▶ WHAT YOU NEED TO DO
Type out the data exactly as given. Skip any image.

(Dataset entries on figures)
──────────────────────────────

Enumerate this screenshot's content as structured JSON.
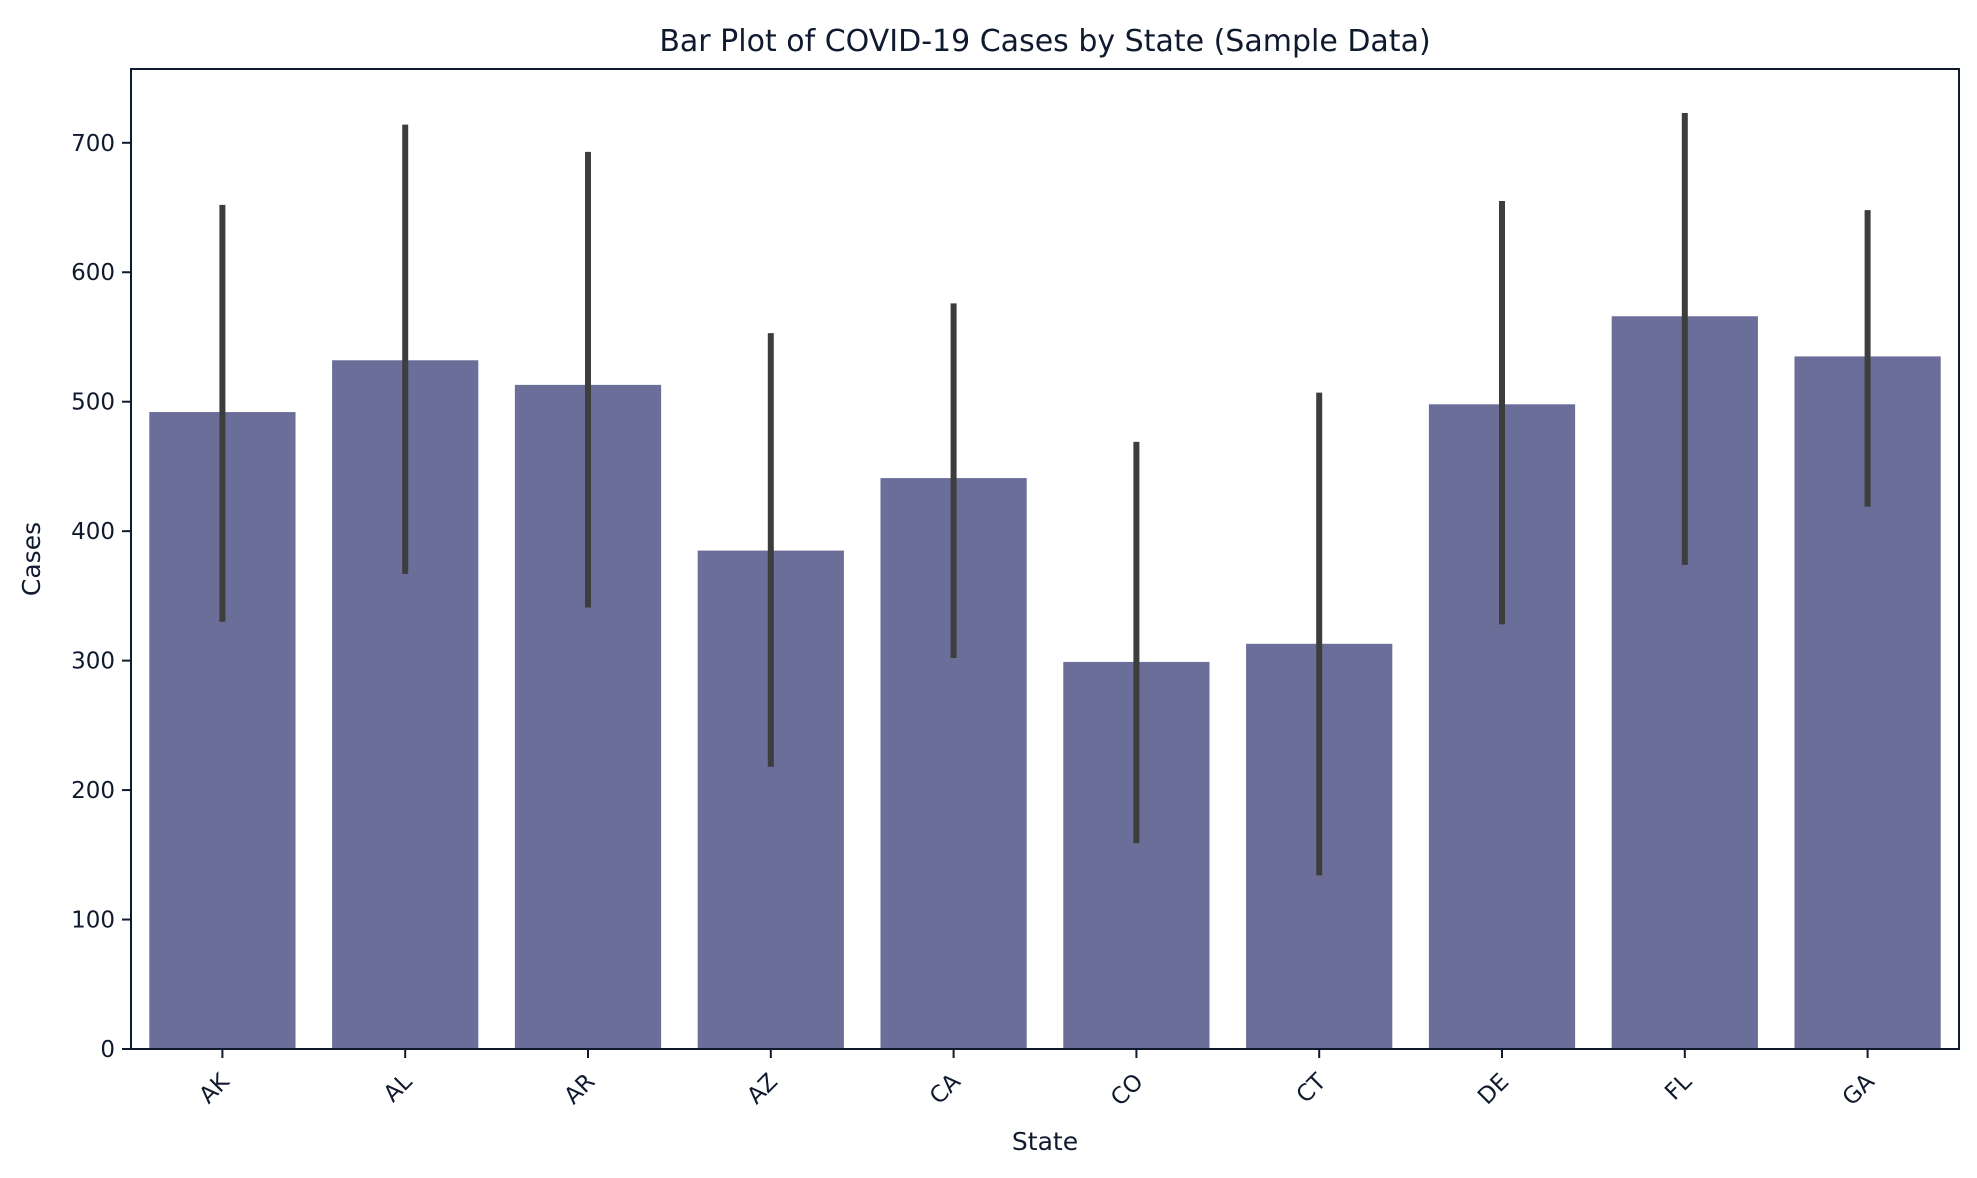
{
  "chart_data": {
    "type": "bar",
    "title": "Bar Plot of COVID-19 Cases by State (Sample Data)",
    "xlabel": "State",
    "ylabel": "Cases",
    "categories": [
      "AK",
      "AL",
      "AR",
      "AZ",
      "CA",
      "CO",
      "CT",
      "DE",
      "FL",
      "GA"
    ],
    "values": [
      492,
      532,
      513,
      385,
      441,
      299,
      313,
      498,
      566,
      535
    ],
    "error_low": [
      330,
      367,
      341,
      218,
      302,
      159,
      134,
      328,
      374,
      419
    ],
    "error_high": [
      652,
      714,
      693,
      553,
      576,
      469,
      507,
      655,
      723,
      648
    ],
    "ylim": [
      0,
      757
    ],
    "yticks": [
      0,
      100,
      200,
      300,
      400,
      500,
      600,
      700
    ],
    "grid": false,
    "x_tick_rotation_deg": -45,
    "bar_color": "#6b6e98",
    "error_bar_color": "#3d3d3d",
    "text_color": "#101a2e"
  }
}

──────────────────────────────

▶ EXPECTED ANSWER
Enumerate this screenshot's content as structured JSON.
{
  "chart_data": {
    "type": "bar",
    "title": "Bar Plot of COVID-19 Cases by State (Sample Data)",
    "xlabel": "State",
    "ylabel": "Cases",
    "categories": [
      "AK",
      "AL",
      "AR",
      "AZ",
      "CA",
      "CO",
      "CT",
      "DE",
      "FL",
      "GA"
    ],
    "values": [
      492,
      532,
      513,
      385,
      441,
      299,
      313,
      498,
      566,
      535
    ],
    "error_low": [
      330,
      367,
      341,
      218,
      302,
      159,
      134,
      328,
      374,
      419
    ],
    "error_high": [
      652,
      714,
      693,
      553,
      576,
      469,
      507,
      655,
      723,
      648
    ],
    "ylim": [
      0,
      757
    ],
    "yticks": [
      0,
      100,
      200,
      300,
      400,
      500,
      600,
      700
    ],
    "grid": false,
    "x_tick_rotation_deg": -45,
    "bar_color": "#6b6e98",
    "error_bar_color": "#3d3d3d",
    "text_color": "#101a2e"
  }
}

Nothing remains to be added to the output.